**REQUIRED WORK:**
Answer these questions using the passage on Britton's first paid job after his apprenticeship:
1. What was the ballad titled?
2. Under the Powder-tax, who had to pay, and how much?
3. How many copies did Evans claim to have sold?

== TEXT TO READ

Britton’s first paid job post apprenticeship was writing a ballad with another man called Mr Brayley. Britton from the tone of his writing seems to have enjoyed creating the ballad and wrote the following,’ It is a curious fact that we entered into ‘partnership’ to publish a single ballad, or song, which was written by Mr. Brayley, and intituled “The Guinea Pig.” It’s subject was the Powder-tax, by which one guinea per head was levied on every person who used hair-powder. Though a ridiculous thing as poetry, and so characterized by the author, it was printed on a “fine wire-wove paper”- a novelty in that class of literature, and charged “one penny.” Many thousand copies were sold; for notwithstanding the “poem” was “entered at Stationers Hall,” Mr Evans, a noted printer of ballads in Long Lane, pirated the property, and his itinerant retailers of poetry and music hawked and sung it all over the metropolis. While the sale was yet rife, Evans declared that he had sold upwards of 70,000 copies.’ Britton doesn’t make it clear exactly how much money if any he made from his first venture of work outside an apprenticeship but he does make note of just how successful the ballad was and talks of Brayley in a glowing manner stating,’ to the last gentleman (Brayley) I am more indebted for literary acquirements and literary practice than to any other person. From this I believe that Britton enjoyed and was grateful for this experience in writing ballads/poems.

====
== SUPPLIED RECORDS

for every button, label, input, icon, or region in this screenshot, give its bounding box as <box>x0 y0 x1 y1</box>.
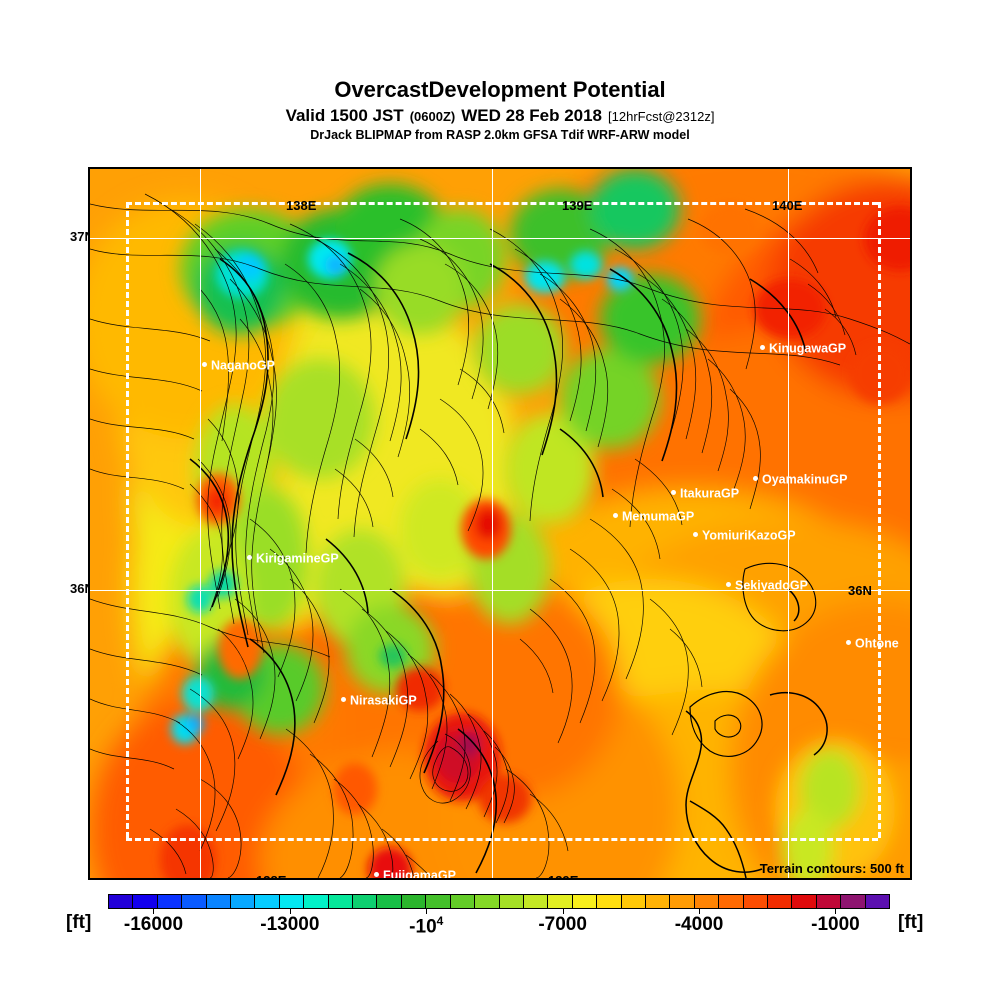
colorbar-tick-labels: -16000 -13000 -104 -7000 -4000 -1000 <box>0 914 1000 940</box>
colorbar-tick-label: -16000 <box>123 914 184 935</box>
shaded-field <box>90 169 910 878</box>
map-canvas: 138E 139E 140E 138E 139E 36N NaganoGP Ki… <box>90 169 910 878</box>
valid-time-utc: (0600Z) <box>409 109 456 124</box>
colorbar-swatch <box>401 895 427 908</box>
colorbar-swatch <box>377 895 402 908</box>
colorbar-tick-label: -1000 <box>811 914 860 935</box>
colorbar-swatch <box>523 895 549 908</box>
colorbar-tick <box>699 909 701 914</box>
colorbar-swatch <box>621 895 646 908</box>
colorbar-swatch <box>475 895 500 908</box>
forecast-tag: [12hrFcst@2312z] <box>608 109 715 124</box>
lat-label-37n-left: 37N <box>70 229 94 244</box>
colorbar-swatch <box>426 895 451 908</box>
colorbar-swatch <box>206 895 232 908</box>
colorbar-swatch <box>670 895 695 908</box>
colorbar-swatch <box>231 895 256 908</box>
colorbar-tick-label: -104 <box>409 914 444 938</box>
colorbar-swatch <box>450 895 476 908</box>
colorbar-tick <box>153 909 155 914</box>
colorbar-tick <box>835 909 837 914</box>
model-source-line: DrJack BLIPMAP from RASP 2.0km GFSA Tdif… <box>310 128 690 142</box>
colorbar-swatch <box>865 895 889 908</box>
colorbar-swatch <box>304 895 329 908</box>
colorbar-region: [ft] [ft] -16000 -13000 -104 -7000 -4000 -100… <box>0 890 1000 940</box>
colorbar-swatch <box>182 895 207 908</box>
colorbar-swatch <box>719 895 744 908</box>
colorbar-swatch <box>279 895 305 908</box>
colorbar-tick-label: -13000 <box>260 914 320 935</box>
colorbar-tick-label: -7000 <box>538 914 587 935</box>
title-block: OvercastDevelopment Potential Valid 1500… <box>0 78 1000 143</box>
colorbar-swatch <box>694 895 720 908</box>
colorbar-swatch <box>109 895 134 908</box>
colorbar-swatch <box>743 895 768 908</box>
colorbar-swatch <box>353 895 378 908</box>
colorbar[interactable] <box>108 894 890 909</box>
colorbar-tick <box>289 909 291 914</box>
colorbar-swatch <box>133 895 158 908</box>
colorbar-swatch <box>499 895 524 908</box>
colorbar-swatch <box>816 895 842 908</box>
colorbar-swatch <box>572 895 598 908</box>
lat-label-36n-left: 36N <box>70 581 94 596</box>
forecast-map[interactable]: 138E 139E 140E 138E 139E 36N NaganoGP Ki… <box>88 167 912 880</box>
colorbar-swatch <box>645 895 671 908</box>
colorbar-unit-left: [ft] <box>66 912 92 933</box>
colorbar-tick <box>562 909 564 914</box>
colorbar-swatch <box>157 895 183 908</box>
colorbar-unit-right: [ft] <box>898 912 924 933</box>
colorbar-swatch <box>767 895 793 908</box>
page-title: OvercastDevelopment Potential <box>334 77 666 102</box>
colorbar-ticks <box>108 909 890 915</box>
valid-time-line: Valid 1500 JST (0600Z) WED 28 Feb 2018 [12h… <box>0 105 1000 127</box>
colorbar-swatch <box>255 895 280 908</box>
valid-date: WED 28 Feb 2018 <box>461 106 603 125</box>
colorbar-tick-label: -4000 <box>674 914 724 935</box>
colorbar-swatch <box>841 895 866 908</box>
colorbar-swatch <box>597 895 622 908</box>
colorbar-swatch <box>548 895 573 908</box>
colorbar-swatch <box>792 895 817 908</box>
colorbar-swatch <box>328 895 354 908</box>
colorbar-tick <box>426 909 428 914</box>
valid-time-local: Valid 1500 JST <box>285 106 404 125</box>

====

**REPLY TO THE TASK:**
1. "The Guinea Pig."
2. Every person who used hair-powder had to pay one guinea per head.
3. Upwards of 70,000 copies.